* Written task:
Copy, from the entries below, each line where the word "инфекции" can be found.

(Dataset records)
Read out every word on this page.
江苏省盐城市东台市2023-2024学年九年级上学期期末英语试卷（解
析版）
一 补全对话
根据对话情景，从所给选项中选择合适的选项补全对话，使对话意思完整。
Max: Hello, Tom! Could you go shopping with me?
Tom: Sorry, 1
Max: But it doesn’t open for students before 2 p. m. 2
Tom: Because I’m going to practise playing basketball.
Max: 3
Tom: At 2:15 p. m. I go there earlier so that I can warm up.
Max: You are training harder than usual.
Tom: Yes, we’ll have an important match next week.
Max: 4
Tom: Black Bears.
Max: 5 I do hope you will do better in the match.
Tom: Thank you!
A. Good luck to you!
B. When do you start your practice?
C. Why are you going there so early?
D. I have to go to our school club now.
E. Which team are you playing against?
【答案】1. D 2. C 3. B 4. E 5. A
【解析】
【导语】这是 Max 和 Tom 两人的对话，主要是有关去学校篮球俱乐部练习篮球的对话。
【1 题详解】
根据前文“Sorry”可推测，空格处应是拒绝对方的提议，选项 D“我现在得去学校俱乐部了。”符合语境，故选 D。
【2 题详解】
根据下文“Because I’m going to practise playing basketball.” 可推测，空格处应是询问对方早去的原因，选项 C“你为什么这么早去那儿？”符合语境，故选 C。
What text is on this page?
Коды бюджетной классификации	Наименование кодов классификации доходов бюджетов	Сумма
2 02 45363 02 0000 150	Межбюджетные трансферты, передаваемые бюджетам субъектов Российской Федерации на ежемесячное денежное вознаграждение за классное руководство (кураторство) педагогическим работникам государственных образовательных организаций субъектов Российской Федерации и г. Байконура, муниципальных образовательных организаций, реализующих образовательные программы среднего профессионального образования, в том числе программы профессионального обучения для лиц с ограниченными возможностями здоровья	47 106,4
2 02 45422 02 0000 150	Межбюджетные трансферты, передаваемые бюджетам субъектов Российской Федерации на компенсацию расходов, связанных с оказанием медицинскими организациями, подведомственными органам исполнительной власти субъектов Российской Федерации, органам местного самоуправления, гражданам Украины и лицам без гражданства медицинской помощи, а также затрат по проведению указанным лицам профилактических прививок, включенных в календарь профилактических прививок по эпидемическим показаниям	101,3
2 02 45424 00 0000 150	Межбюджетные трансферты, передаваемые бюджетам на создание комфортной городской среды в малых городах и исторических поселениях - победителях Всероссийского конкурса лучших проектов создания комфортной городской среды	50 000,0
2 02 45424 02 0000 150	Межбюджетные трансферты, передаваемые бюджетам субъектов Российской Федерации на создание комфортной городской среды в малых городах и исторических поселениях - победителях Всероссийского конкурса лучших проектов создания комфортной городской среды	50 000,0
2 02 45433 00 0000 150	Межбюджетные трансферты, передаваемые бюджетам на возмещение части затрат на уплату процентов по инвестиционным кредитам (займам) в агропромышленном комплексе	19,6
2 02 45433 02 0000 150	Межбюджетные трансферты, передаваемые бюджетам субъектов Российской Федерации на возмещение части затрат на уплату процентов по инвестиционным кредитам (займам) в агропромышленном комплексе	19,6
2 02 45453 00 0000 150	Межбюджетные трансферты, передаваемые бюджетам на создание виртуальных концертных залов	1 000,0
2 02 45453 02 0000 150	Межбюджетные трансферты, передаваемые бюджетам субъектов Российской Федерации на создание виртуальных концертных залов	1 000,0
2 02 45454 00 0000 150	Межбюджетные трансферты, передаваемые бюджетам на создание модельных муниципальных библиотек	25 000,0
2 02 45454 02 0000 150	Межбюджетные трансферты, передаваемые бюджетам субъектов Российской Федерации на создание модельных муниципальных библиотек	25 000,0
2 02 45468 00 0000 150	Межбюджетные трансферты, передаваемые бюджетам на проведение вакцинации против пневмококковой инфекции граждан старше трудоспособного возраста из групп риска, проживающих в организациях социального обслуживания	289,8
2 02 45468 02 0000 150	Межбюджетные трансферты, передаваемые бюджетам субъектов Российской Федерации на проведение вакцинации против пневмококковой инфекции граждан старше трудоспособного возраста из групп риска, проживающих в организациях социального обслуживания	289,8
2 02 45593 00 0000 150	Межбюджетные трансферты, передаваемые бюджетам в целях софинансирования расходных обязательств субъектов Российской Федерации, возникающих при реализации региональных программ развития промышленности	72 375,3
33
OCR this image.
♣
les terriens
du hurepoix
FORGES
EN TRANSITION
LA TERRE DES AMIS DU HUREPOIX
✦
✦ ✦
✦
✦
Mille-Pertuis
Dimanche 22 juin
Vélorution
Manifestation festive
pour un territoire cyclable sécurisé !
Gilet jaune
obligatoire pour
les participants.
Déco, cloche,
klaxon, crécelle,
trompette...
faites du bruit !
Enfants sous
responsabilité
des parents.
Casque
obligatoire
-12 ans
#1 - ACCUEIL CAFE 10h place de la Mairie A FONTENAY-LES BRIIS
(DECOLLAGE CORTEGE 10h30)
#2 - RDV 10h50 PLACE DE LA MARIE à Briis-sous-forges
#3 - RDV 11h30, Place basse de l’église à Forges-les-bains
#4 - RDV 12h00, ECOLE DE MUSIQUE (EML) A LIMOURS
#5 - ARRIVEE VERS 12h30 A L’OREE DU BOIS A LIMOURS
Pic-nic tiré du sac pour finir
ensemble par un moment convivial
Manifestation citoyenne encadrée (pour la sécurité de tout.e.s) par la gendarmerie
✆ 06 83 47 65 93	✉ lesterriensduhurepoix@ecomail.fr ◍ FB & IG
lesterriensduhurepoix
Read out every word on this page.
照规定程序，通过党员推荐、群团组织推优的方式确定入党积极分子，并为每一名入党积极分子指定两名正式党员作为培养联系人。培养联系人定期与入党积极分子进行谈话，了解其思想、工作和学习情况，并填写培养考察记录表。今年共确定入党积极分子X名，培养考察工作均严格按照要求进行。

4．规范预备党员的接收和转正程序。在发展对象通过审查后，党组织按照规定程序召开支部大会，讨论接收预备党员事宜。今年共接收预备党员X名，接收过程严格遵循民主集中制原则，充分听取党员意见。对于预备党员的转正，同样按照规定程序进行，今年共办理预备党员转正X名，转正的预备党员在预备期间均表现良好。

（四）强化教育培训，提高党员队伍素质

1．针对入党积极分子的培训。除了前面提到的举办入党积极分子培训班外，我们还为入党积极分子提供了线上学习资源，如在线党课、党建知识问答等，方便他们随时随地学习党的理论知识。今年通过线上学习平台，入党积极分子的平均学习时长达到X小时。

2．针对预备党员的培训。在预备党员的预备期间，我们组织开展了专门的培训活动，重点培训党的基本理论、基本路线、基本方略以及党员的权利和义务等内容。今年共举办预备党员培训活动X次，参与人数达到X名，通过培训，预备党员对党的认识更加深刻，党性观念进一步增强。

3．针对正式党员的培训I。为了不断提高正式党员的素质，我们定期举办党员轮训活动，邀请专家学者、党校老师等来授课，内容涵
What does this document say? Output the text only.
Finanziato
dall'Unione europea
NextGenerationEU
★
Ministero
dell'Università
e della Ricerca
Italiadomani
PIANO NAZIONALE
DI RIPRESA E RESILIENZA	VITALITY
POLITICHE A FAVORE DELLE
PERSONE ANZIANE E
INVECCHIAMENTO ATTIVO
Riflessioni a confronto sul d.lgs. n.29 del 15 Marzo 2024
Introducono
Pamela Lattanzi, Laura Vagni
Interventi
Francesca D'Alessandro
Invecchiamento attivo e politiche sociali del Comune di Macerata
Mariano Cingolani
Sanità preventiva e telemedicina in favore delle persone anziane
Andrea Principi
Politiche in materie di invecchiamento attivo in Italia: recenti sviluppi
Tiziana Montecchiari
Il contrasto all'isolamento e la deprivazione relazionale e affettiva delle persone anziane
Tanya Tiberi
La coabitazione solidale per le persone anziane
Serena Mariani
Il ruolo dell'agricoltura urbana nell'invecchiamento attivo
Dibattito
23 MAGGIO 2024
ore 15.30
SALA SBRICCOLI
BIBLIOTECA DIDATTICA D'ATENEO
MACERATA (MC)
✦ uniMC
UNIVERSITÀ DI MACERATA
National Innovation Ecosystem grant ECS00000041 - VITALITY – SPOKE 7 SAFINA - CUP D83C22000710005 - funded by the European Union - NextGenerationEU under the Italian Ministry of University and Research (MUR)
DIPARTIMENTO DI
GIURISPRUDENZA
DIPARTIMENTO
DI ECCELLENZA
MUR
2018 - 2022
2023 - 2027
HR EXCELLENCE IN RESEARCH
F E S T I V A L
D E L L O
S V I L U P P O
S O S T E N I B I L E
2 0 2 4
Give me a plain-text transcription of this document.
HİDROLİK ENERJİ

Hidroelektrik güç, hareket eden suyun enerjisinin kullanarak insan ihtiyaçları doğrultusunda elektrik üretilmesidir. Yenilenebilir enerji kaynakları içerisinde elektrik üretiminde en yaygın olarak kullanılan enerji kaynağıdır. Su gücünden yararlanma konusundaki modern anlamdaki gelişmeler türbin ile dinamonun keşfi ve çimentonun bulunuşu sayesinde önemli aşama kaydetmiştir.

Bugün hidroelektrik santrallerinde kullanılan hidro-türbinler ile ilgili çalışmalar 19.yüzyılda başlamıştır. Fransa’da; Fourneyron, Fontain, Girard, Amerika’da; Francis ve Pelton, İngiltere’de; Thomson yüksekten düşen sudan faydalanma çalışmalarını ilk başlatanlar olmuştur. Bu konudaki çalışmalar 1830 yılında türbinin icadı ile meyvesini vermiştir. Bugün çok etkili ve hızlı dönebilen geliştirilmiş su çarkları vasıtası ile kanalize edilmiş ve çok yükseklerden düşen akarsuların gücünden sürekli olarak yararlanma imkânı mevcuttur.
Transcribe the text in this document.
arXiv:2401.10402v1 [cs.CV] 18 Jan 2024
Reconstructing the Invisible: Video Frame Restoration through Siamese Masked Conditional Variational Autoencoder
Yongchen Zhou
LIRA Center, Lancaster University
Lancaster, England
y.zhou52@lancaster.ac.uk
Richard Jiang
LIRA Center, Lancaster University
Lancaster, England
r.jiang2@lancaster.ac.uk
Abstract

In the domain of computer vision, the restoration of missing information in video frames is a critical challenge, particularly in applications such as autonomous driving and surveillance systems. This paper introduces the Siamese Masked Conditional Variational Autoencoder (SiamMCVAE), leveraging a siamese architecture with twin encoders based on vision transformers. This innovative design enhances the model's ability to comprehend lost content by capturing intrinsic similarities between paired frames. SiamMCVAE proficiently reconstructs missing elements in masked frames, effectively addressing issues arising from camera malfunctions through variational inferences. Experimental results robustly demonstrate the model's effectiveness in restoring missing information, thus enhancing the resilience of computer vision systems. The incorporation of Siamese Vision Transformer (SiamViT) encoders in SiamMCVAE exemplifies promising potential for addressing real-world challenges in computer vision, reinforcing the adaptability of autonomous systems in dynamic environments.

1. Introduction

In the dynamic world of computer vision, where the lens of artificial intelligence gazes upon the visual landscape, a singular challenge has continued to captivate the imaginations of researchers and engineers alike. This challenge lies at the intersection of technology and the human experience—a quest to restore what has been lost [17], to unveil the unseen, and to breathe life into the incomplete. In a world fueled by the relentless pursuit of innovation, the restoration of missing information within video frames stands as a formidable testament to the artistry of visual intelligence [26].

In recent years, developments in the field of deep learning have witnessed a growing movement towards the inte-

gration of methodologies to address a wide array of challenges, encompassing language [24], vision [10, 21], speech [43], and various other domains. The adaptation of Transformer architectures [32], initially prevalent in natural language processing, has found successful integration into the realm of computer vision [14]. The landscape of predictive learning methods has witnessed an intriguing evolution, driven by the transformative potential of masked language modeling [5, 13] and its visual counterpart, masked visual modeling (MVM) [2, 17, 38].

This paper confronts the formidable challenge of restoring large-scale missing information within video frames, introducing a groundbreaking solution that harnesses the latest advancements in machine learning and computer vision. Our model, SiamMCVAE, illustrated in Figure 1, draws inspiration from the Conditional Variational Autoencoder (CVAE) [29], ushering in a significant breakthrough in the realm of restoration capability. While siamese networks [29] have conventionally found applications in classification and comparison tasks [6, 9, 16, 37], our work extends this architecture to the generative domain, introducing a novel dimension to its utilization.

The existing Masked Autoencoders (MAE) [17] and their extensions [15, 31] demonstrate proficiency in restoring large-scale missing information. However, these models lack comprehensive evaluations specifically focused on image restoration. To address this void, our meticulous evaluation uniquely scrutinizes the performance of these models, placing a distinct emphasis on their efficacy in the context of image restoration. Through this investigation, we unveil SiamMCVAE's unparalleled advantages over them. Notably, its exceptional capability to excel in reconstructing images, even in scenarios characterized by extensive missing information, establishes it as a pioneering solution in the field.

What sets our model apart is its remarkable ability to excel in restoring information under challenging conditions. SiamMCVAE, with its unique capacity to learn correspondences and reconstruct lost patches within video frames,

* Answer to the problem:
2 02 45468 00 0000 150	Межбюджетные трансферты, передаваемые бюджетам на проведение вакцинации против пневмококковой инфекции граждан старше трудоспособного возраста из групп риска, проживающих в организациях социального обслуживания	289,8
2 02 45468 02 0000 150	Межбюджетные трансферты, передаваемые бюджетам субъектов Российской Федерации на проведение вакцинации против пневмококковой инфекции граждан старше трудоспособного возраста из групп риска, проживающих в организациях социального обслуживания	289,8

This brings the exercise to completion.